Given problem: Reproduce each line bearing the word "Toncoin".

Listed records:
>>

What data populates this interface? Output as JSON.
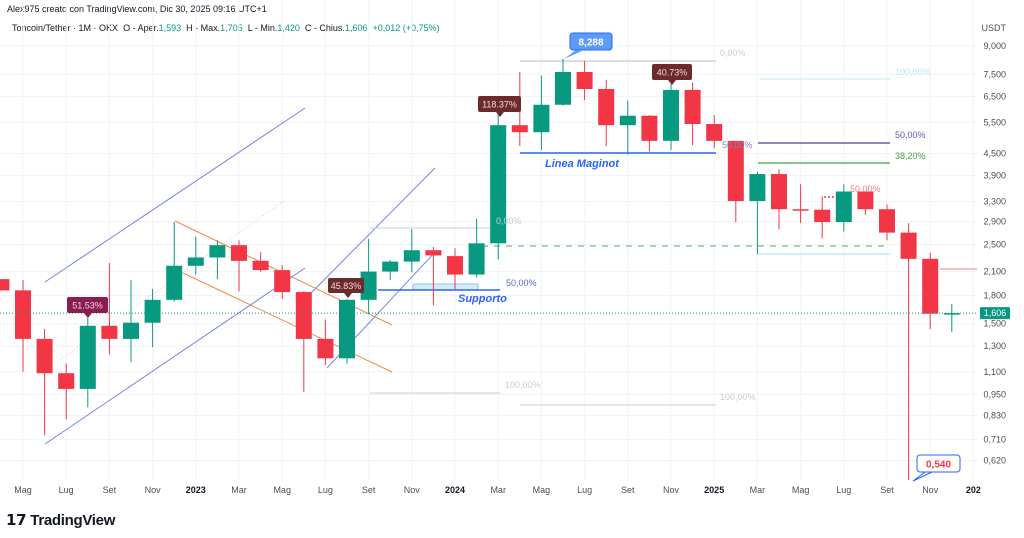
{
  "header": {
    "credit": "Alex975 creato con TradingView.com, Dic 30, 2025 09:16 UTC+1",
    "symbol": "Toncoin/Tether · 1M · OKX",
    "open_label": "O - Aper.",
    "open": "1,593",
    "high_label": "H - Max.",
    "high": "1,705",
    "low_label": "L - Min.",
    "low": "1,420",
    "close_label": "C - Chius.",
    "close": "1,606",
    "change": "+0,012 (+0,75%)"
  },
  "brand": {
    "logo": "TV",
    "name": "TradingView"
  },
  "colors": {
    "up": "#089981",
    "down": "#f23645",
    "grid": "#f0f3fa",
    "channel": "#7b83dd",
    "orange": "#f0894a"
  },
  "chart_data": {
    "type": "candlestick",
    "title": "Toncoin/Tether · 1M · OKX",
    "ylabel": "USDT",
    "yscale": "log",
    "ylim": [
      0.54,
      9.6
    ],
    "yticks": [
      "9,000",
      "7,500",
      "6,500",
      "5,500",
      "4,500",
      "3,900",
      "3,300",
      "2,900",
      "2,500",
      "2,100",
      "1,800",
      "1,500",
      "1,300",
      "1,100",
      "0,950",
      "0,830",
      "0,710",
      "0,620"
    ],
    "ytick_values": [
      9.0,
      7.5,
      6.5,
      5.5,
      4.5,
      3.9,
      3.3,
      2.9,
      2.5,
      2.1,
      1.8,
      1.5,
      1.3,
      1.1,
      0.95,
      0.83,
      0.71,
      0.62
    ],
    "xticks": [
      {
        "label": "Mag",
        "m": 0
      },
      {
        "label": "Lug",
        "m": 2
      },
      {
        "label": "Set",
        "m": 4
      },
      {
        "label": "Nov",
        "m": 6
      },
      {
        "label": "2023",
        "m": 8,
        "bold": true
      },
      {
        "label": "Mar",
        "m": 10
      },
      {
        "label": "Mag",
        "m": 12
      },
      {
        "label": "Lug",
        "m": 14
      },
      {
        "label": "Set",
        "m": 16
      },
      {
        "label": "Nov",
        "m": 18
      },
      {
        "label": "2024",
        "m": 20,
        "bold": true
      },
      {
        "label": "Mar",
        "m": 22
      },
      {
        "label": "Mag",
        "m": 24
      },
      {
        "label": "Lug",
        "m": 26
      },
      {
        "label": "Set",
        "m": 28
      },
      {
        "label": "Nov",
        "m": 30
      },
      {
        "label": "2025",
        "m": 32,
        "bold": true
      },
      {
        "label": "Mar",
        "m": 34
      },
      {
        "label": "Mag",
        "m": 36
      },
      {
        "label": "Lug",
        "m": 38
      },
      {
        "label": "Set",
        "m": 40
      },
      {
        "label": "Nov",
        "m": 42
      },
      {
        "label": "202",
        "m": 44,
        "bold": true
      }
    ],
    "candles_ohlc": [
      [
        "2022-04",
        2.0,
        2.0,
        1.86,
        1.86
      ],
      [
        "2022-05",
        1.86,
        1.99,
        1.1,
        1.36
      ],
      [
        "2022-06",
        1.36,
        1.45,
        0.73,
        1.09
      ],
      [
        "2022-07",
        1.09,
        1.16,
        0.81,
        0.985
      ],
      [
        "2022-08",
        0.985,
        1.56,
        0.875,
        1.48
      ],
      [
        "2022-09",
        1.48,
        2.22,
        1.23,
        1.36
      ],
      [
        "2022-10",
        1.36,
        1.99,
        1.17,
        1.51
      ],
      [
        "2022-11",
        1.51,
        1.88,
        1.29,
        1.75
      ],
      [
        "2022-12",
        1.75,
        2.89,
        1.73,
        2.18
      ],
      [
        "2023-01",
        2.18,
        2.63,
        2.06,
        2.3
      ],
      [
        "2023-02",
        2.3,
        2.57,
        2.0,
        2.49
      ],
      [
        "2023-03",
        2.49,
        2.57,
        1.85,
        2.25
      ],
      [
        "2023-04",
        2.25,
        2.38,
        2.1,
        2.12
      ],
      [
        "2023-05",
        2.12,
        2.19,
        1.76,
        1.84
      ],
      [
        "2023-06",
        1.84,
        1.85,
        0.965,
        1.36
      ],
      [
        "2023-07",
        1.36,
        1.54,
        1.15,
        1.2
      ],
      [
        "2023-08",
        1.2,
        1.76,
        1.16,
        1.75
      ],
      [
        "2023-09",
        1.75,
        2.59,
        1.6,
        2.1
      ],
      [
        "2023-10",
        2.1,
        2.26,
        1.99,
        2.24
      ],
      [
        "2023-11",
        2.24,
        2.76,
        2.09,
        2.41
      ],
      [
        "2023-12",
        2.41,
        2.46,
        1.69,
        2.33
      ],
      [
        "2024-01",
        2.32,
        2.44,
        1.86,
        2.06
      ],
      [
        "2024-02",
        2.06,
        2.95,
        2.02,
        2.52
      ],
      [
        "2024-03",
        2.52,
        5.79,
        2.27,
        5.4
      ],
      [
        "2024-04",
        5.4,
        7.61,
        4.72,
        5.16
      ],
      [
        "2024-05",
        5.16,
        7.44,
        4.6,
        6.16
      ],
      [
        "2024-06",
        6.16,
        8.288,
        6.12,
        7.61
      ],
      [
        "2024-07",
        7.61,
        8.16,
        6.35,
        6.82
      ],
      [
        "2024-08",
        6.82,
        7.23,
        4.72,
        5.4
      ],
      [
        "2024-09",
        5.4,
        6.33,
        4.47,
        5.74
      ],
      [
        "2024-10",
        5.74,
        5.76,
        4.56,
        4.88
      ],
      [
        "2024-11",
        4.88,
        7.05,
        4.6,
        6.78
      ],
      [
        "2024-12",
        6.78,
        7.1,
        4.75,
        5.44
      ],
      [
        "2025-01",
        5.44,
        5.76,
        4.65,
        4.88
      ],
      [
        "2025-02",
        4.88,
        4.88,
        2.89,
        3.31
      ],
      [
        "2025-03",
        3.31,
        4.0,
        2.35,
        3.94
      ],
      [
        "2025-04",
        3.94,
        4.07,
        2.76,
        3.14
      ],
      [
        "2025-05",
        3.14,
        3.69,
        2.87,
        3.13
      ],
      [
        "2025-06",
        3.13,
        3.41,
        2.6,
        2.89
      ],
      [
        "2025-07",
        2.89,
        3.69,
        2.72,
        3.52
      ],
      [
        "2025-08",
        3.52,
        3.52,
        3.03,
        3.14
      ],
      [
        "2025-09",
        3.14,
        3.24,
        2.57,
        2.7
      ],
      [
        "2025-10",
        2.7,
        2.87,
        0.54,
        2.28
      ],
      [
        "2025-11",
        2.28,
        2.37,
        1.45,
        1.6
      ],
      [
        "2025-12",
        1.593,
        1.705,
        1.42,
        1.606
      ]
    ],
    "last_price": {
      "value": 1.606,
      "label": "1,606"
    },
    "annotations": {
      "pct_51": "51.53%",
      "pct_45": "45.83%",
      "pct_118": "118.37%",
      "pct_40": "40.73%",
      "ath": "8,288",
      "low_2025": "0,540",
      "maginot": "Linea Maginot",
      "supporto": "Supporto",
      "fib_50_supporto": "50,00%",
      "fib_0_top": "0,00%",
      "fib_0_mid": "0,00%",
      "fib_100_a": "100,00%",
      "fib_100_b": "100,00%",
      "fib_right_100": "100,00%",
      "fib_right_50": "50,00%",
      "fib_right_382": "38,20%",
      "fib_left_50": "50,00%",
      "fib_red_50": "50,00%"
    }
  }
}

<<

Result:
    "symbol": "Toncoin/Tether · 1M · OKX",
    "title": "Toncoin/Tether · 1M · OKX",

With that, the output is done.